§ EXERCISE AIM
Reproduce only the lines between the one holding "- progress-segment-3: [525, 252, 743, 263]" and the one holding "- key-6[interactable]: 6", inclusive, substituting "key-label" for every "key-letters" and changing nothing else.

◇ ◇ ◇ ◇ ◇ ◇ ◇

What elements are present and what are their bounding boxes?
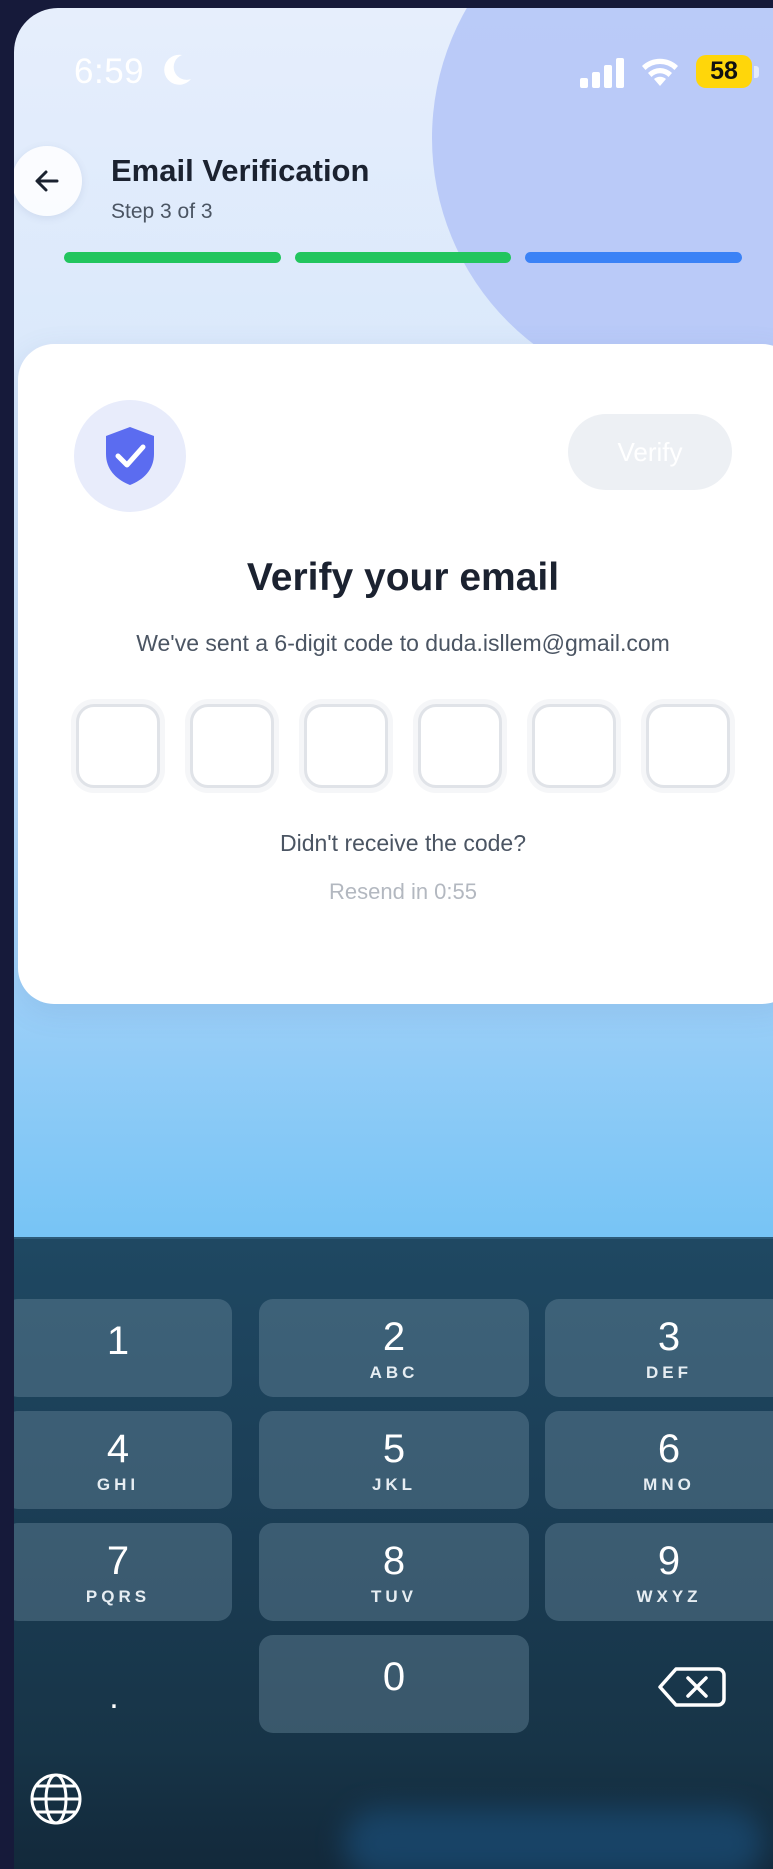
- progress-segment-3: [525, 252, 743, 263]
- key-3[interactable]: 3 DEF: [545, 1299, 773, 1397]
- key-7[interactable]: 7 PQRS: [14, 1523, 232, 1621]
- phone-screen: 6:59 58 Email Verification Step 3 of 3 V…: [14, 8, 773, 1869]
- key-9[interactable]: 9 WXYZ: [545, 1523, 773, 1621]
- key-digit: 5: [382, 1427, 406, 1471]
- key-letters: TUV: [371, 1587, 417, 1606]
- key-digit: 9: [657, 1539, 681, 1583]
- key-digit: 3: [657, 1315, 681, 1359]
- otp-digit-input[interactable]: [646, 704, 730, 788]
- key-letters: WXYZ: [636, 1587, 702, 1606]
- wifi-icon: [642, 58, 678, 86]
- backspace-icon[interactable]: [654, 1657, 728, 1717]
- key-letters: PQRS: [85, 1587, 151, 1606]
- key-digit: 7: [106, 1539, 130, 1583]
- moon-icon: [164, 54, 191, 85]
- key-letters: MNO: [643, 1475, 695, 1494]
- numeric-keyboard: 1 2 ABC 3 DEF 4 GHI 5 JKL 6 MNO 7 PQRS 8 TUV 9 WXYZ 0 .: [14, 1237, 773, 1869]
- otp-digit-input[interactable]: [190, 704, 274, 788]
- key-1[interactable]: 1: [14, 1299, 232, 1397]
- key-digit: 6: [657, 1427, 681, 1471]
- verification-card: Verify Verify your email We've sent a 6-…: [18, 344, 773, 1004]
- key-6[interactable]: 6 MNO: [545, 1411, 773, 1509]
- key-4[interactable]: 4 GHI: [14, 1411, 232, 1509]
- progress-segment-1: [64, 252, 281, 263]
- otp-digit-input[interactable]: [418, 704, 502, 788]
- resend-question: Didn't receive the code?: [279, 830, 527, 856]
- suggestion-bar: [14, 1709, 773, 1799]
- key-letters: GHI: [96, 1475, 140, 1494]
- key-digit: 4: [106, 1427, 130, 1471]
- card-subtitle: We've sent a 6-digit code to duda.isllem…: [136, 630, 670, 656]
- otp-digit-input[interactable]: [532, 704, 616, 788]
- key-digit: 8: [382, 1539, 406, 1583]
- step-progress-bar: [64, 252, 743, 264]
- key-letters: JKL: [371, 1475, 417, 1494]
- shield-check-icon: [106, 427, 154, 485]
- otp-input-group: [76, 704, 736, 790]
- back-button[interactable]: [14, 146, 82, 216]
- battery-cap: [754, 66, 759, 78]
- key-letters: ABC: [369, 1363, 419, 1382]
- key-2[interactable]: 2 ABC: [259, 1299, 529, 1397]
- otp-digit-input[interactable]: [304, 704, 388, 788]
- key-digit: 0: [382, 1655, 406, 1699]
- page-title: Email Verification: [111, 153, 370, 188]
- card-title: Verify your email: [246, 556, 560, 599]
- otp-digit-input[interactable]: [76, 704, 160, 788]
- status-bar: 6:59 58: [14, 8, 773, 128]
- progress-segment-2: [294, 252, 512, 263]
- resend-timer: Resend in 0:55: [329, 879, 477, 904]
- shield-badge: [74, 400, 186, 512]
- battery-indicator: 58: [696, 55, 752, 88]
- step-indicator: Step 3 of 3: [111, 200, 213, 223]
- home-indicator-glow: [344, 1809, 764, 1869]
- verify-button[interactable]: Verify: [568, 414, 732, 490]
- globe-icon[interactable]: [28, 1771, 84, 1827]
- key-digit: 2: [382, 1315, 406, 1359]
- key-digit: 1: [106, 1319, 130, 1363]
- key-letters: DEF: [646, 1363, 692, 1382]
- back-arrow-icon: [35, 170, 59, 192]
- key-8[interactable]: 8 TUV: [259, 1523, 529, 1621]
- status-time: 6:59: [74, 52, 145, 91]
- signal-icon: [580, 58, 624, 88]
- key-5[interactable]: 5 JKL: [259, 1411, 529, 1509]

◇ ◇ ◇ ◇ ◇ ◇ ◇

§ FULL SOLUTION
- progress-segment-3: [525, 252, 743, 263]
- key-3[interactable]: 3 DEF: [545, 1299, 773, 1397]
- key-7[interactable]: 7 PQRS: [14, 1523, 232, 1621]
- phone-screen: 6:59 58 Email Verification Step 3 of 3 V…: [14, 8, 773, 1869]
- key-9[interactable]: 9 WXYZ: [545, 1523, 773, 1621]
- key-digit: 5: [382, 1427, 406, 1471]
- key-label: TUV: [371, 1587, 417, 1606]
- key-digit: 9: [657, 1539, 681, 1583]
- key-digit: 3: [657, 1315, 681, 1359]
- otp-digit-input[interactable]: [646, 704, 730, 788]
- key-label: WXYZ: [636, 1587, 702, 1606]
- wifi-icon: [642, 58, 678, 86]
- backspace-icon[interactable]: [654, 1657, 728, 1717]
- key-label: PQRS: [85, 1587, 151, 1606]
- key-digit: 7: [106, 1539, 130, 1583]
- moon-icon: [164, 54, 191, 85]
- key-label: MNO: [643, 1475, 695, 1494]
- numeric-keyboard: 1 2 ABC 3 DEF 4 GHI 5 JKL 6 MNO 7 PQRS 8 TUV 9 WXYZ 0 .: [14, 1237, 773, 1869]
- otp-digit-input[interactable]: [190, 704, 274, 788]
- key-1[interactable]: 1: [14, 1299, 232, 1397]
- key-digit: 6: [657, 1427, 681, 1471]
- verification-card: Verify Verify your email We've sent a 6-…: [18, 344, 773, 1004]
- key-6[interactable]: 6 MNO: [545, 1411, 773, 1509]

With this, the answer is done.